## SET TASK
Retype each entry below, keeping every character the same.
====== DATASET RECORDS
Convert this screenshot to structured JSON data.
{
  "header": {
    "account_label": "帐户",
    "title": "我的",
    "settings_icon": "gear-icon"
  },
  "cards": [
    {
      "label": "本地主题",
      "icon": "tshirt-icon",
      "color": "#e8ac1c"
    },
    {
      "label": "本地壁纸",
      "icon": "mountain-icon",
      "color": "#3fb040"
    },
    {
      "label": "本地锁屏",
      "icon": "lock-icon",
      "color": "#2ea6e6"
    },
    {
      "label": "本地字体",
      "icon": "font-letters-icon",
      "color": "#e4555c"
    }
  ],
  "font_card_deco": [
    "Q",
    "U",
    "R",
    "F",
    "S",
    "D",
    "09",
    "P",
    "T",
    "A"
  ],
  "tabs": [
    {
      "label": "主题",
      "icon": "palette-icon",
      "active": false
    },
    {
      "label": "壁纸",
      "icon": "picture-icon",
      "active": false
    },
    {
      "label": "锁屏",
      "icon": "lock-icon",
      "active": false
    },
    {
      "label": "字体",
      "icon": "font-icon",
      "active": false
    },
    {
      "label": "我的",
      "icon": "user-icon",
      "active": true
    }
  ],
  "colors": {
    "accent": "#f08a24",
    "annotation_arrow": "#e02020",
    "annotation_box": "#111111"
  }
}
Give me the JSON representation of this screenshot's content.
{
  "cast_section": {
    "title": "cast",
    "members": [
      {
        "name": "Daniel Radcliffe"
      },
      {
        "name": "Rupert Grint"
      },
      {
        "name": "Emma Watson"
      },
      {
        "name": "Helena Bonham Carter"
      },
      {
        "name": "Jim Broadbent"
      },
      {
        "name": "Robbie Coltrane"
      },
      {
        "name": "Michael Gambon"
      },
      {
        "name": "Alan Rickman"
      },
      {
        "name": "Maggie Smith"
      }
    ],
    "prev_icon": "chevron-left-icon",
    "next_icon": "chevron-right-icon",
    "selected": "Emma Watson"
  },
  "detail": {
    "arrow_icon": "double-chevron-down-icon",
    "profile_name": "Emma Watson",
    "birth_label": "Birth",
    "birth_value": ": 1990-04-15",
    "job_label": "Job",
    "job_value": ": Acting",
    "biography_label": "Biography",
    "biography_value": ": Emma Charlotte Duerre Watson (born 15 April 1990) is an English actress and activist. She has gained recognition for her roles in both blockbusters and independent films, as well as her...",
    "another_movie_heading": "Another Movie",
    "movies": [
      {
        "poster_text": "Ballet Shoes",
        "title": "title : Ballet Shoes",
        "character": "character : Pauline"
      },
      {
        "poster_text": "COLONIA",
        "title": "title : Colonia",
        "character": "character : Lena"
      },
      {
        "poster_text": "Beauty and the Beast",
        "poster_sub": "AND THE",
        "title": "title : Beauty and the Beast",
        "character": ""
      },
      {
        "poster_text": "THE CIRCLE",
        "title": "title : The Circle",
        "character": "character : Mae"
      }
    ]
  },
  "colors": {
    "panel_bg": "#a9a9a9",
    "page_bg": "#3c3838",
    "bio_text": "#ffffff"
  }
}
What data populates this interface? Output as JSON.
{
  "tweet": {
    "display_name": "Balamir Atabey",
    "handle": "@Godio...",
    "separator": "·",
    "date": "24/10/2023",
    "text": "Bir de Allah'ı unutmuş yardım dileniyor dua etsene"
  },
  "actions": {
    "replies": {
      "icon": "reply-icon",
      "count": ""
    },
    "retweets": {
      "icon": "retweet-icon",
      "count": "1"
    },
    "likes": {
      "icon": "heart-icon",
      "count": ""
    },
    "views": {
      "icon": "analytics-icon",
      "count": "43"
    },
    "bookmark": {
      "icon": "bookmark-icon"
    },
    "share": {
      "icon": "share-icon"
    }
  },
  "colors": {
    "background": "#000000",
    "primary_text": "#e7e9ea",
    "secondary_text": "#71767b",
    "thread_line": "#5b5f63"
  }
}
============
## THE SOLUTION
Convert this screenshot to structured JSON data.
{
  "header": {
    "account_label": "帐户",
    "title": "我的",
    "settings_icon": "gear-icon"
  },
  "cards": [
    {
      "label": "本地主题",
      "icon": "tshirt-icon",
      "color": "#e8ac1c"
    },
    {
      "label": "本地壁纸",
      "icon": "mountain-icon",
      "color": "#3fb040"
    },
    {
      "label": "本地锁屏",
      "icon": "lock-icon",
      "color": "#2ea6e6"
    },
    {
      "label": "本地字体",
      "icon": "font-letters-icon",
      "color": "#e4555c"
    }
  ],
  "font_card_deco": [
    "Q",
    "U",
    "R",
    "F",
    "S",
    "D",
    "09",
    "P",
    "T",
    "A"
  ],
  "tabs": [
    {
      "label": "主题",
      "icon": "palette-icon",
      "active": false
    },
    {
      "label": "壁纸",
      "icon": "picture-icon",
      "active": false
    },
    {
      "label": "锁屏",
      "icon": "lock-icon",
      "active": false
    },
    {
      "label": "字体",
      "icon": "font-icon",
      "active": false
    },
    {
      "label": "我的",
      "icon": "user-icon",
      "active": true
    }
  ],
  "colors": {
    "accent": "#f08a24",
    "annotation_arrow": "#e02020",
    "annotation_box": "#111111"
  }
}
Give me the JSON representation of this screenshot's content.
{
  "cast_section": {
    "title": "cast",
    "members": [
      {
        "name": "Daniel Radcliffe"
      },
      {
        "name": "Rupert Grint"
      },
      {
        "name": "Emma Watson"
      },
      {
        "name": "Helena Bonham Carter"
      },
      {
        "name": "Jim Broadbent"
      },
      {
        "name": "Robbie Coltrane"
      },
      {
        "name": "Michael Gambon"
      },
      {
        "name": "Alan Rickman"
      },
      {
        "name": "Maggie Smith"
      }
    ],
    "prev_icon": "chevron-left-icon",
    "next_icon": "chevron-right-icon",
    "selected": "Emma Watson"
  },
  "detail": {
    "arrow_icon": "double-chevron-down-icon",
    "profile_name": "Emma Watson",
    "birth_label": "Birth",
    "birth_value": ": 1990-04-15",
    "job_label": "Job",
    "job_value": ": Acting",
    "biography_label": "Biography",
    "biography_value": ": Emma Charlotte Duerre Watson (born 15 April 1990) is an English actress and activist. She has gained recognition for her roles in both blockbusters and independent films, as well as her...",
    "another_movie_heading": "Another Movie",
    "movies": [
      {
        "poster_text": "Ballet Shoes",
        "title": "title : Ballet Shoes",
        "character": "character : Pauline"
      },
      {
        "poster_text": "COLONIA",
        "title": "title : Colonia",
        "character": "character : Lena"
      },
      {
        "poster_text": "Beauty and the Beast",
        "poster_sub": "AND THE",
        "title": "title : Beauty and the Beast",
        "character": ""
      },
      {
        "poster_text": "THE CIRCLE",
        "title": "title : The Circle",
        "character": "character : Mae"
      }
    ]
  },
  "colors": {
    "panel_bg": "#a9a9a9",
    "page_bg": "#3c3838",
    "bio_text": "#ffffff"
  }
}
What data populates this interface? Output as JSON.
{
  "tweet": {
    "display_name": "Balamir Atabey",
    "handle": "@Godio...",
    "separator": "·",
    "date": "24/10/2023",
    "text": "Bir de Allah'ı unutmuş yardım dileniyor dua etsene"
  },
  "actions": {
    "replies": {
      "icon": "reply-icon",
      "count": ""
    },
    "retweets": {
      "icon": "retweet-icon",
      "count": "1"
    },
    "likes": {
      "icon": "heart-icon",
      "count": ""
    },
    "views": {
      "icon": "analytics-icon",
      "count": "43"
    },
    "bookmark": {
      "icon": "bookmark-icon"
    },
    "share": {
      "icon": "share-icon"
    }
  },
  "colors": {
    "background": "#000000",
    "primary_text": "#e7e9ea",
    "secondary_text": "#71767b",
    "thread_line": "#5b5f63"
  }
}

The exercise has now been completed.